Testo del documento:
------------------------------------------------------------
La Corte di cassazione, nella sentenza in rassegna, non si è accostata al problema in questi termini, ma, nondimeno, ha inconsapevolmente risolto il quesito in senso affermativo. Il Comune, infatti, non può disporre dei suoi tributi rinunciando a riscuoterli e, nella misura in cui si verifica il presupposto, è costretto ad esigerli.

Si potrebbe, a questo punto, sminuire la portata di siffatta affermazione attraverso la menzione della giurisprudenza della Consulta sui tributi propri, in forza della quale la paternità statale, regionale o locale del prelievo si decide esclusivamente in relazione all’ente che vi ha posto la relativa disciplina (cfr. ex pluribus, Corte cost., sent. n. 296/2003, in Riv. giur. trib., 2003, 20, con commento di MARONGIU, G., Solo lo Stato può esonerare dal versamento dell’Irap); giurisprudenza ampiamente contestata in dottrina (cfr.
------------------------------------------------------------
Record di dati:
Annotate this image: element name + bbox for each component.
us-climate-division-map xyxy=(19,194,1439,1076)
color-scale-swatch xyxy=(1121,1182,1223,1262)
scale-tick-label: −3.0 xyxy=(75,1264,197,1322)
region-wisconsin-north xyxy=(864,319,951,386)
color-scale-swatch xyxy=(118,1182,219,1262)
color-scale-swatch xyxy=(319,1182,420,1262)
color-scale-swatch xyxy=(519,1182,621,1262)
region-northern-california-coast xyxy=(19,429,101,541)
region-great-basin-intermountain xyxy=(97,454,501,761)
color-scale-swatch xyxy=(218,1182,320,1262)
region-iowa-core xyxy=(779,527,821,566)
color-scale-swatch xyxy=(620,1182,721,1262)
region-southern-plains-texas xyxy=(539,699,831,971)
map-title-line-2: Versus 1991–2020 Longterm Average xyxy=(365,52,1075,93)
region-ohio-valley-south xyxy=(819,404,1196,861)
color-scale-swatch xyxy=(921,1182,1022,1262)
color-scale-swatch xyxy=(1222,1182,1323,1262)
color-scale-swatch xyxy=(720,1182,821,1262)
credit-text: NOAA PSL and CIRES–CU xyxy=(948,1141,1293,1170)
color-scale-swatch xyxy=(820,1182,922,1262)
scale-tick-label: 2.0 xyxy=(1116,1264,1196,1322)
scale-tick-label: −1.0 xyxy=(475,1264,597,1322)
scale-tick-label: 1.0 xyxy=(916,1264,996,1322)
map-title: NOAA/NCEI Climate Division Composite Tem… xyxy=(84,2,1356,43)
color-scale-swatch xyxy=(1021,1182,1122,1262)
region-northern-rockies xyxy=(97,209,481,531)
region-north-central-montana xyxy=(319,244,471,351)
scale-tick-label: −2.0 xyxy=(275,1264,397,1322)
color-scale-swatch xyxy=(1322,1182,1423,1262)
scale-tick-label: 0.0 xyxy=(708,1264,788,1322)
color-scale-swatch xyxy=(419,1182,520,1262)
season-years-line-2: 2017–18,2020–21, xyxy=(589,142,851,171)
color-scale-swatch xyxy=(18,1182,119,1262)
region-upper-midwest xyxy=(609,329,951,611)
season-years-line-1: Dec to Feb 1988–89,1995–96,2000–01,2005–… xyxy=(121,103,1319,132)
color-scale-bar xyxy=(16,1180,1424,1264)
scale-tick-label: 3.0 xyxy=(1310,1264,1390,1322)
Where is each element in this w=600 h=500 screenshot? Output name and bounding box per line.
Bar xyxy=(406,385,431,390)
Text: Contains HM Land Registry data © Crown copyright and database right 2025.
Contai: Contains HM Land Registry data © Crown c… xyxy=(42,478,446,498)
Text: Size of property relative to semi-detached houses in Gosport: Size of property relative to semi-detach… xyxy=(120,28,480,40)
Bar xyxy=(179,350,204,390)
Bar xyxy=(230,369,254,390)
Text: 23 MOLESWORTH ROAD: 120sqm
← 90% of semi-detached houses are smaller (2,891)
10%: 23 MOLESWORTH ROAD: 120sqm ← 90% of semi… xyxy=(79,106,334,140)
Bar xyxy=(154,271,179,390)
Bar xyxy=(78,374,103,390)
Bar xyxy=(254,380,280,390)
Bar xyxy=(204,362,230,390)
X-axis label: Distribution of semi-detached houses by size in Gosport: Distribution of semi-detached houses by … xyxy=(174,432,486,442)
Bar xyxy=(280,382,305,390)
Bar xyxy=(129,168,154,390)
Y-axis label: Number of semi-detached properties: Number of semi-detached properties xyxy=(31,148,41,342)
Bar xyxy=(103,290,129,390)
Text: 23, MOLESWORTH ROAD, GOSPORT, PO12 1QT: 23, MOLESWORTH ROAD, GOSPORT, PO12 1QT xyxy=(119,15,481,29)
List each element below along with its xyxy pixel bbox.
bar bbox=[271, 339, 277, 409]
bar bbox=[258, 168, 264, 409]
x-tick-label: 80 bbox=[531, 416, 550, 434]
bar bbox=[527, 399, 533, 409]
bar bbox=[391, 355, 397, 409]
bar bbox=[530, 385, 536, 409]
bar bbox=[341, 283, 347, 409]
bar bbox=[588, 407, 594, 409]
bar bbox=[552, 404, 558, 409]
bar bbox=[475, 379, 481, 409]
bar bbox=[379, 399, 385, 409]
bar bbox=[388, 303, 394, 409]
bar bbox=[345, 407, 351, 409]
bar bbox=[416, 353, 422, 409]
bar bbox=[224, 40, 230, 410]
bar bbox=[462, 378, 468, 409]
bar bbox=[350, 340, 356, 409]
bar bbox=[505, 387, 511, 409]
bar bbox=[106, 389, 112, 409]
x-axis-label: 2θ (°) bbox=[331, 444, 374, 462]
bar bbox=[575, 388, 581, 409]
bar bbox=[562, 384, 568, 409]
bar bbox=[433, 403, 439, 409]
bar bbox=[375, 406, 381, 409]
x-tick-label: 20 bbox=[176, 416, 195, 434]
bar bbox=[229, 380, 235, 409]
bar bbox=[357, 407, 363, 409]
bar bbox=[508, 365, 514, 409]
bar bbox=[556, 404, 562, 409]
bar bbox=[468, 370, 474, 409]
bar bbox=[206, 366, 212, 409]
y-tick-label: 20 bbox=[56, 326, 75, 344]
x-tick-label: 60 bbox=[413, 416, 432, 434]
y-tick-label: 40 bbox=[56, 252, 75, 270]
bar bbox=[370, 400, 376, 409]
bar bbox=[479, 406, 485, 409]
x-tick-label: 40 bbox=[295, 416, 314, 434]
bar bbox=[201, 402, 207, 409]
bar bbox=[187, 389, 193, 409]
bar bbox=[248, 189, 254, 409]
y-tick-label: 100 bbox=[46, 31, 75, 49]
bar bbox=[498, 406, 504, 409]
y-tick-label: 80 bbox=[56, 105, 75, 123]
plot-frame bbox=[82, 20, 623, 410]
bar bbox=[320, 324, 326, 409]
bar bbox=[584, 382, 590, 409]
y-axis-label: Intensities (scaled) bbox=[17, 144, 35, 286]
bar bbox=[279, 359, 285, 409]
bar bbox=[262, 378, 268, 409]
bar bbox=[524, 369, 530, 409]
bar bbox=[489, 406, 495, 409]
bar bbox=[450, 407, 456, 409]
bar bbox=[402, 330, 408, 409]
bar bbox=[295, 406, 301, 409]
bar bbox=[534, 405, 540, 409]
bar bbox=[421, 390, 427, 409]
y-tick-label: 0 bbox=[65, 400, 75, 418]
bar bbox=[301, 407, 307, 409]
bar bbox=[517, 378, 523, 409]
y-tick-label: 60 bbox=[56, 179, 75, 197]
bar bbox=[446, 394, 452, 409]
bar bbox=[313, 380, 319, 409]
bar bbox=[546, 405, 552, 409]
------------------------------------------------------------
Consegna 1: Copia la parte del testo sui tributi comunali che parte da "La Corte di" e arriva fino a "in dottrina (cfr.".
Consegna 2: Prosegui il testo sui tributi comunali dal punto in cui finisce.

Svolgimento 1:
La Corte di cassazione, nella sentenza in rassegna, non si è accostata al problema in questi termini, ma, nondimeno, ha inconsapevolmente risolto il quesito in senso affermativo. Il Comune, infatti, non può disporre dei suoi tributi rinunciando a riscuoterli e, nella misura in cui si verifica il presupposto, è costretto ad esigerli.

Si potrebbe, a questo punto, sminuire la portata di siffatta affermazione attraverso la menzione della giurisprudenza della Consulta sui tributi propri, in forza della quale la paternità statale, regionale o locale del prelievo si decide esclusivamente in relazione all’ente che vi ha posto la relativa disciplina (cfr. ex pluribus, Corte cost., sent. n. 296/2003, in Riv. giur. trib., 2003, 20, con commento di MARONGIU, G., Solo lo Stato può esonerare dal versamento dell’Irap); giurisprudenza ampiamente contestata in dottrina (cfr.

Svolgimento 2:
ANTONINI, L., La prima giurisprudenza costituzionale sul federalismo fiscale: il caso dell’Irap, in Riv. dir. fin. sc. fin., 2003, II, 97) da cui, comunque, discende la conclusione che la Tosap, come la maggioranza dei tributi tradizionalmente considerati locali nel linguaggio comune, costituisce, in realtà, una tassa propria dello Stato perché la relativa normativa è stata posta in essere dal legislatore nazionale, residuando, al più, un potere regolamentare delle autonomie territoriali. Sicché, secondo questa ricostruzione, la Corte di cassazione potrebbe aver ragionato nel solco di tale impostazione, applicando un principio dell’ordinamento tributario dello Stato – quello dell’indisponibilità dell’obbligazione tributaria – a un tributo che resta dello Stato stesso, nonostante la circostanza, ininfluente, che il gettito sia devoluto all’ente locale.

Soltanto in tal senso potrebbe essere coerente la cassazione della sentenza della Commissione regionale in forza della violazione dell’art. 49 del Regolamento di contabilità generale dello Stato. Questo percorso argomentativo, tuttavia, non è stato minimamente considerato e, a quanto pare, neppure presupposto nella sentenza in rassegna.